◆ **Dataset rows about figures**:
┌──

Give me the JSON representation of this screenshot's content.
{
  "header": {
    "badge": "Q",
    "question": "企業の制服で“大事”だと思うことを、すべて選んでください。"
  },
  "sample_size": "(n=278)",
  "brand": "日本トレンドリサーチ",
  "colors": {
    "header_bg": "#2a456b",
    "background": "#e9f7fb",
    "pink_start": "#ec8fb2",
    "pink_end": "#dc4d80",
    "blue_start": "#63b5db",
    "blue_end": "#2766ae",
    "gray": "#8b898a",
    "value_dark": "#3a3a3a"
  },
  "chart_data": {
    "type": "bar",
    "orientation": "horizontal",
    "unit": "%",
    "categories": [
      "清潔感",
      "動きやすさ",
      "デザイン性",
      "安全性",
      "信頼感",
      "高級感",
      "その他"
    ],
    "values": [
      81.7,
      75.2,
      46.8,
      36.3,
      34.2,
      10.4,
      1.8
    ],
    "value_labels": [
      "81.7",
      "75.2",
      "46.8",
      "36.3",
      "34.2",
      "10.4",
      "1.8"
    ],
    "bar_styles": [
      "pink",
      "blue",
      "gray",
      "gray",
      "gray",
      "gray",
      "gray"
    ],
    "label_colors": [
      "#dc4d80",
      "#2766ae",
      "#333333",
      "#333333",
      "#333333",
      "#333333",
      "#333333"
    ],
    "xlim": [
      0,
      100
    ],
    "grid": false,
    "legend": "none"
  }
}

└──

◆ **TASK INSTRUCTIONS**: Your task is to repeat every entry exactly.

◆ **FINAL ANSWER**:
Give me the JSON representation of this screenshot's content.
{
  "header": {
    "badge": "Q",
    "question": "企業の制服で“大事”だと思うことを、すべて選んでください。"
  },
  "sample_size": "(n=278)",
  "brand": "日本トレンドリサーチ",
  "colors": {
    "header_bg": "#2a456b",
    "background": "#e9f7fb",
    "pink_start": "#ec8fb2",
    "pink_end": "#dc4d80",
    "blue_start": "#63b5db",
    "blue_end": "#2766ae",
    "gray": "#8b898a",
    "value_dark": "#3a3a3a"
  },
  "chart_data": {
    "type": "bar",
    "orientation": "horizontal",
    "unit": "%",
    "categories": [
      "清潔感",
      "動きやすさ",
      "デザイン性",
      "安全性",
      "信頼感",
      "高級感",
      "その他"
    ],
    "values": [
      81.7,
      75.2,
      46.8,
      36.3,
      34.2,
      10.4,
      1.8
    ],
    "value_labels": [
      "81.7",
      "75.2",
      "46.8",
      "36.3",
      "34.2",
      "10.4",
      "1.8"
    ],
    "bar_styles": [
      "pink",
      "blue",
      "gray",
      "gray",
      "gray",
      "gray",
      "gray"
    ],
    "label_colors": [
      "#dc4d80",
      "#2766ae",
      "#333333",
      "#333333",
      "#333333",
      "#333333",
      "#333333"
    ],
    "xlim": [
      0,
      100
    ],
    "grid": false,
    "legend": "none"
  }
}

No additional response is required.